● **SHORT TASK**:
List every line in the entries below that contains the word "муниципальной", copying each such line in full.

==== EXTRACTED MATERIAL

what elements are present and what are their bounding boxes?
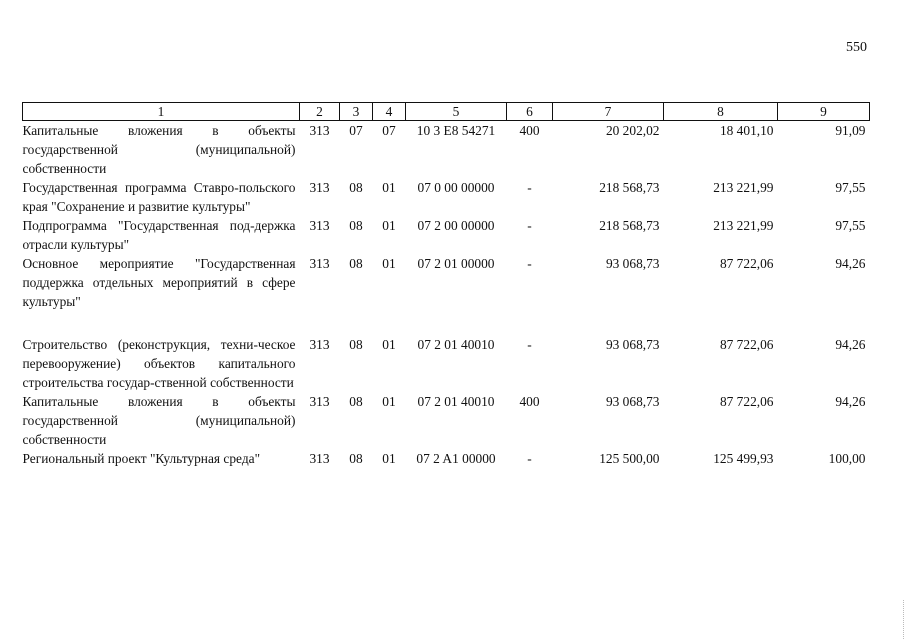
cell-c4: 01 [382, 218, 396, 233]
row-name: Региональный проект "Культурная среда" [22, 451, 261, 466]
cell-c2: 313 [309, 180, 330, 195]
row-name: Основное мероприятие "Государственная поддержка отдельных мероприятий в сфере культуры" [22, 256, 296, 309]
page-number: 550 [846, 40, 867, 55]
cell-c8: 213 221,99 [713, 180, 774, 195]
col-header-8: 8 [664, 103, 778, 121]
cell-c4: 01 [382, 337, 396, 352]
cell-c8: 213 221,99 [713, 218, 774, 233]
cell-c5: 07 2 01 40010 [417, 337, 495, 352]
col-header-9: 9 [778, 103, 870, 121]
cell-c7: 93 068,73 [605, 394, 660, 409]
cell-c4: 01 [382, 180, 396, 195]
cell-c2: 313 [309, 451, 330, 466]
table-row [23, 178, 870, 216]
cell-c6: - [527, 180, 532, 195]
cell-c5: 07 2 01 00000 [417, 256, 495, 271]
row-name: Капитальные вложения в объекты государственной (муниципальной) собственности [22, 394, 296, 447]
table-row [23, 121, 870, 179]
cell-c3: 08 [349, 218, 363, 233]
row-name: Капитальные вложения в объекты государственной (муниципальной) собственности [22, 123, 296, 176]
budget-table [22, 102, 870, 468]
cell-c8: 87 722,06 [719, 337, 774, 352]
cell-c9: 94,26 [835, 394, 866, 409]
blank-row [23, 311, 870, 335]
col-header-7: 7 [553, 103, 664, 121]
cell-c8: 87 722,06 [719, 256, 774, 271]
cell-c4: 01 [382, 451, 396, 466]
cell-c5: 07 0 00 00000 [417, 180, 495, 195]
cell-c2: 313 [309, 394, 330, 409]
cell-c4: 07 [382, 123, 396, 138]
cell-c5: 07 2 00 00000 [417, 218, 495, 233]
col-header-2: 2 [300, 103, 340, 121]
row-name: Государственная программа Ставро-польского края "Сохранение и развитие культуры" [22, 180, 296, 214]
cell-c2: 313 [309, 218, 330, 233]
table-row [23, 335, 870, 392]
cell-c7: 20 202,02 [605, 123, 660, 138]
cell-c6: 400 [519, 123, 540, 138]
cell-c7: 93 068,73 [605, 337, 660, 352]
cell-c6: 400 [519, 394, 540, 409]
col-header-6: 6 [507, 103, 553, 121]
cell-c8: 87 722,06 [719, 394, 774, 409]
cell-c3: 08 [349, 256, 363, 271]
cell-c5: 07 2 A1 00000 [416, 451, 496, 466]
header-row [23, 103, 870, 121]
cell-c3: 08 [349, 180, 363, 195]
cell-c2: 313 [309, 337, 330, 352]
cell-c8: 18 401,10 [719, 123, 774, 138]
row-name: Строительство (реконструкция, техни-ческое перевооружение) объектов капитального строительства государ-ственной собственности [22, 337, 296, 390]
cell-c9: 97,55 [835, 218, 866, 233]
cell-c2: 313 [309, 256, 330, 271]
cell-c9: 100,00 [828, 451, 866, 466]
row-name: Подпрограмма "Государственная под-держка отрасли культуры" [22, 218, 296, 252]
table-row [23, 216, 870, 254]
cell-c5: 07 2 01 40010 [417, 394, 495, 409]
table-row [23, 449, 870, 468]
cell-c6: - [527, 256, 532, 271]
cell-c7: 93 068,73 [605, 256, 660, 271]
cell-c7: 218 568,73 [599, 180, 660, 195]
cell-c2: 313 [309, 123, 330, 138]
cell-c4: 01 [382, 394, 396, 409]
cell-c3: 08 [349, 337, 363, 352]
cell-c7: 125 500,00 [599, 451, 660, 466]
cell-c9: 97,55 [835, 180, 866, 195]
cell-c5: 10 3 E8 54271 [416, 123, 496, 138]
cell-c3: 08 [349, 394, 363, 409]
table-row [23, 254, 870, 311]
cell-c4: 01 [382, 256, 396, 271]
col-header-4: 4 [373, 103, 406, 121]
blank-cell [23, 311, 870, 335]
cell-c9: 94,26 [835, 256, 866, 271]
cell-c8: 125 499,93 [713, 451, 774, 466]
col-header-5: 5 [406, 103, 507, 121]
cell-c6: - [527, 218, 532, 233]
cell-c7: 218 568,73 [599, 218, 660, 233]
col-header-3: 3 [340, 103, 373, 121]
cell-c6: - [527, 451, 532, 466]
cell-c3: 07 [349, 123, 363, 138]
cell-c6: - [527, 337, 532, 352]
col-header-1: 1 [23, 103, 300, 121]
cell-c9: 91,09 [835, 123, 866, 138]
cell-c9: 94,26 [835, 337, 866, 352]
table-row [23, 392, 870, 449]
cell-c3: 08 [349, 451, 363, 466]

========

● **EXERCISE ANSWER**:
row-name: Капитальные вложения в объекты государственной (муниципальной) собственности [22, 394, 296, 447]
row-name: Капитальные вложения в объекты государственной (муниципальной) собственности [22, 123, 296, 176]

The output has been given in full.